WHAT TO DO -
(A) Answer these from the passage on plant-soil microbe interactions:
(i) According to recent plant-soil feedback studies, what strongly influences these feedbacks?
(ii) What did the researchers combine their experimental tests with?
(iii) Why was the literature review conducted?
(B) What comes next in the passage on plant-soil microbe interactions, after its final sentence?

DOCUMENT EXTRACT -
Growing evidence suggests that plant-soil microbe interactions have important implications for plant community composition. Recent studies of plant-soil feedbacks, where plants influence the soil and the success of subsequent plants grown in that soil, suggest that plant species identity strongly influences these feedbacks. Such studies often compare effects of conspecific to heterospecific soils, and heterospecific species are not all created equal. Closely related species might have similar soil microbes, for example, if they share soil mutualists or pathogens. Alternatively, closely related plants might have very different effects on soil microbes, for example, if close relatives occur in different habitat types. However, when and in what direction, phylogeny influences plant-soil microbe interactions is poorly understood. We combined experimental tests with molecular characterization of the soil microbial community to test for effects of soil biota and phylogeny on plant performance. For example, we hypothesized that if soil pathogens are shared by close relatives, that plants might be suppressed by soils conditioned by their close relatives. Further, we conducted a literature review to identify knowledge gaps in our understanding of the role of phylogeny in plant-soil microbe interactions.

MATERIAL SHOWN -
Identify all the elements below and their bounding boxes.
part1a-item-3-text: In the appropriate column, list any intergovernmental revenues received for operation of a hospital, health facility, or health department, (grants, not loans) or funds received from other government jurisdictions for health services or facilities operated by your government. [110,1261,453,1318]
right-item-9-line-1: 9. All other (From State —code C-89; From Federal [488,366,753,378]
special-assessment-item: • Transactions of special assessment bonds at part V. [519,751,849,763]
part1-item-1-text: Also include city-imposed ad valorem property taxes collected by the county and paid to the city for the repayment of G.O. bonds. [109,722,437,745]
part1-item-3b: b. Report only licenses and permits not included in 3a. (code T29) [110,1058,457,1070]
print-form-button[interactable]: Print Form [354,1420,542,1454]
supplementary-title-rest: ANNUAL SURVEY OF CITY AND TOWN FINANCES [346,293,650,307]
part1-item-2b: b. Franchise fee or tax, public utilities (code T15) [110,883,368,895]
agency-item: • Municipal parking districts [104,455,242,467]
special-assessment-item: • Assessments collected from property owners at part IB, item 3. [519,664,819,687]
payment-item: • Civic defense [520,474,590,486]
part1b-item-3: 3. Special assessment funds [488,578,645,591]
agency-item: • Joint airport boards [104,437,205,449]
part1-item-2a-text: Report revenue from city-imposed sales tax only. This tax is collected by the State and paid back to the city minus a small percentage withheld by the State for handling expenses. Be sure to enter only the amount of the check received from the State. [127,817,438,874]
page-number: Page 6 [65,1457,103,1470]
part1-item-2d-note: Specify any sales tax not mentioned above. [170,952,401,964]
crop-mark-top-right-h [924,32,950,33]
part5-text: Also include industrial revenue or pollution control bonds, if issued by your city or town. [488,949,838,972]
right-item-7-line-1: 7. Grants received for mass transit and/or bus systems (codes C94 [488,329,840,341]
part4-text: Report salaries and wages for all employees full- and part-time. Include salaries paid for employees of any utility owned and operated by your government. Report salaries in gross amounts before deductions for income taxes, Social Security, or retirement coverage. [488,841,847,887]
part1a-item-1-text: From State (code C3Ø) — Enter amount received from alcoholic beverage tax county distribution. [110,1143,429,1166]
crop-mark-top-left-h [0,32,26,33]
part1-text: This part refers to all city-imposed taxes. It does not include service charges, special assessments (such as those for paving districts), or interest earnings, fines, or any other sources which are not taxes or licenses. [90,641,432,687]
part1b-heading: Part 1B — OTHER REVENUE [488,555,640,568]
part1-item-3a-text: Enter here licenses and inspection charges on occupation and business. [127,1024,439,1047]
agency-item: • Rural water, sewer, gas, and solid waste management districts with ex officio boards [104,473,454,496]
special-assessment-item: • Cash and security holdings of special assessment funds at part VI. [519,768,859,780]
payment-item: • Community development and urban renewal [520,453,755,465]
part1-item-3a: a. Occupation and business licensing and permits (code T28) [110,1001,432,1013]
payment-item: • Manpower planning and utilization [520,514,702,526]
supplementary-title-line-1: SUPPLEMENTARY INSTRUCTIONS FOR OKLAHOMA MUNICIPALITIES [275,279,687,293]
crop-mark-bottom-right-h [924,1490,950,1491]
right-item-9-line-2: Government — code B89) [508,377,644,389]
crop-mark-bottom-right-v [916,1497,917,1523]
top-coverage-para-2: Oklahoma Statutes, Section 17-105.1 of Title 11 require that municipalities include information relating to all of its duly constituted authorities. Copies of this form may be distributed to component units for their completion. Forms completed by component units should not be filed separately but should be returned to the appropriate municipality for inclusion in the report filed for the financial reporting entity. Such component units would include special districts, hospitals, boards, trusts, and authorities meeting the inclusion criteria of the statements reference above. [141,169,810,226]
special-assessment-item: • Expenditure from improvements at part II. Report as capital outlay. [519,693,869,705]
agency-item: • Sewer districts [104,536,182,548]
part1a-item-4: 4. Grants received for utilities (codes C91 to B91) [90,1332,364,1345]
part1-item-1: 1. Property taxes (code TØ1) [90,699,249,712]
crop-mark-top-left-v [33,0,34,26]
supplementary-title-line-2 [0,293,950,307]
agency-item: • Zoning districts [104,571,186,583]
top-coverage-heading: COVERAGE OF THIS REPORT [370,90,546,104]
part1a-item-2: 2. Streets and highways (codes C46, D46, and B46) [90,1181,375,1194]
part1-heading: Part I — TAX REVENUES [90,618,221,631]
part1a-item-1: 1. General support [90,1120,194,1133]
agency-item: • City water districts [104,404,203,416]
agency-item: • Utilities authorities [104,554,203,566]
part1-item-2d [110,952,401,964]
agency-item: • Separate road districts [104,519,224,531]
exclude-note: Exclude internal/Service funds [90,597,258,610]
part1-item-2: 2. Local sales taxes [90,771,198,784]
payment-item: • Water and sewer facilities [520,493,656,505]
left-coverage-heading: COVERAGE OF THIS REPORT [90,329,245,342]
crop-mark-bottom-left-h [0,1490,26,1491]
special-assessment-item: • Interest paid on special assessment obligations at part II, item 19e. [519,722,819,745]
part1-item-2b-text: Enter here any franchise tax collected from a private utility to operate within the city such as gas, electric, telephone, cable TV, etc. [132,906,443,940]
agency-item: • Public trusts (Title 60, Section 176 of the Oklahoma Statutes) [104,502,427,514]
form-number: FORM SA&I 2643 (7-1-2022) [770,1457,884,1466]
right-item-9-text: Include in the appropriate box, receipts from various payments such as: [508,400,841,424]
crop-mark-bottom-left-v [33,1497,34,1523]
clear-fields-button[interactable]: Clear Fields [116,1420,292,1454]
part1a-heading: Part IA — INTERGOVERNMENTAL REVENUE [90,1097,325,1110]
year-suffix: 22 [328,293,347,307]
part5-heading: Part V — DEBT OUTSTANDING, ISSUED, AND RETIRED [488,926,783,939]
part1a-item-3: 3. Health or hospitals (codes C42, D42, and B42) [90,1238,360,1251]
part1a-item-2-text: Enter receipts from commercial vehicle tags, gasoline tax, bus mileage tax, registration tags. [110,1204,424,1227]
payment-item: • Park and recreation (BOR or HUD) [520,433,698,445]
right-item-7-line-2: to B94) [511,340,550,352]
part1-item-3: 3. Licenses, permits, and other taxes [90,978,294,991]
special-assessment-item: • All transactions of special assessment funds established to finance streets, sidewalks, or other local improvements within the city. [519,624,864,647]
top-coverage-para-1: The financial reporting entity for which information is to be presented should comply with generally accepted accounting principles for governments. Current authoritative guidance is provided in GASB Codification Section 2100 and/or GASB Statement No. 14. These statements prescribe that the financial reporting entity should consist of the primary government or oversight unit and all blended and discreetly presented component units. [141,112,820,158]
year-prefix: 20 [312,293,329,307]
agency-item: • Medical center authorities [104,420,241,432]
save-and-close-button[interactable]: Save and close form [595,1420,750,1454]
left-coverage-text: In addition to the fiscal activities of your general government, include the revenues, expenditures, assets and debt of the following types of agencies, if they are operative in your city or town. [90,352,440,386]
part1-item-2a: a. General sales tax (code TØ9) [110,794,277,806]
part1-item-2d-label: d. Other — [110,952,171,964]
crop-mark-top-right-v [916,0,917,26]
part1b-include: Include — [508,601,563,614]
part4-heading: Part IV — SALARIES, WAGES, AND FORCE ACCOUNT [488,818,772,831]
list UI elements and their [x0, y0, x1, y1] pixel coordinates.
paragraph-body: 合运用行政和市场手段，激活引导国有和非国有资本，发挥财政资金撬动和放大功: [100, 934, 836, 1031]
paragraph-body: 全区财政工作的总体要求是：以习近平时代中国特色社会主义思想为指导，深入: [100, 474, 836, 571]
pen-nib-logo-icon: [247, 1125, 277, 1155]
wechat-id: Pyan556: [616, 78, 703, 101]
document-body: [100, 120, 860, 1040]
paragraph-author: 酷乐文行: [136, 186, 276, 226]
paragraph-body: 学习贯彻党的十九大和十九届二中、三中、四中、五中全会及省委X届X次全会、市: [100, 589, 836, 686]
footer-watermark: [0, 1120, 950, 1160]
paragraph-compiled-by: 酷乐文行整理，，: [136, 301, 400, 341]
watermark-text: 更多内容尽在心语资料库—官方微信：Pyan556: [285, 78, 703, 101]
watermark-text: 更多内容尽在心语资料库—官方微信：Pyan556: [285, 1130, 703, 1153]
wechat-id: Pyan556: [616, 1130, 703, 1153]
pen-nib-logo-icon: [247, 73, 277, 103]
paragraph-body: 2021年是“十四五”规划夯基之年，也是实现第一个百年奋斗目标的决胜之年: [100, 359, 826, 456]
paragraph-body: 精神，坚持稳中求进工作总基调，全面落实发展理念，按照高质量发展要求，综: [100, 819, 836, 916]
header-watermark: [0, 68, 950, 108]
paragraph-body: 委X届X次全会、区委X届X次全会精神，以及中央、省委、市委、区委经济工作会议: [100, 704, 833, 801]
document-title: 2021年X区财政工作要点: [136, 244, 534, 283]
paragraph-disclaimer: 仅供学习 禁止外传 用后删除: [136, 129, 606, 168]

RESPONSES PER TASK -
(A)
(i) Plant species identity.
(ii) Molecular characterization of the soil microbial community.
(iii) To identify knowledge gaps in our understanding of the role of phylogeny in plant-soil microbe interactions.

(B)
Results/Conclusions
Molecular characterization of the field soil microbial communities of 14 plant species found that plant genus explained a significant amount of the variance in soil fungal community composition. This implicates phylogeny, as well as plant species identity, soil chemistry, and spatial location, as factors explaining soil microbial communities in the plant rhizosphere. In a greenhouse experiment, Aquilegia canadensis performed better in soils conditioned by distant relatives’ soils than in close relatives' soils, and this effect disappeared with soil sterilization, consistent with closely related plants sharing soil pathogens or having similar responses to pathogens. A literature review points to a particular dearth of studies that include conspecific soils from both the native and introduced range, and more such studies would test the Enemy Escape hypothesis for soil microbial communities. More studies are needed that incorporate phylogeny in their experimental design to determine what factors influence phylogenetic patterns for plant-soil feedbacks and plant-soil microbe interactions.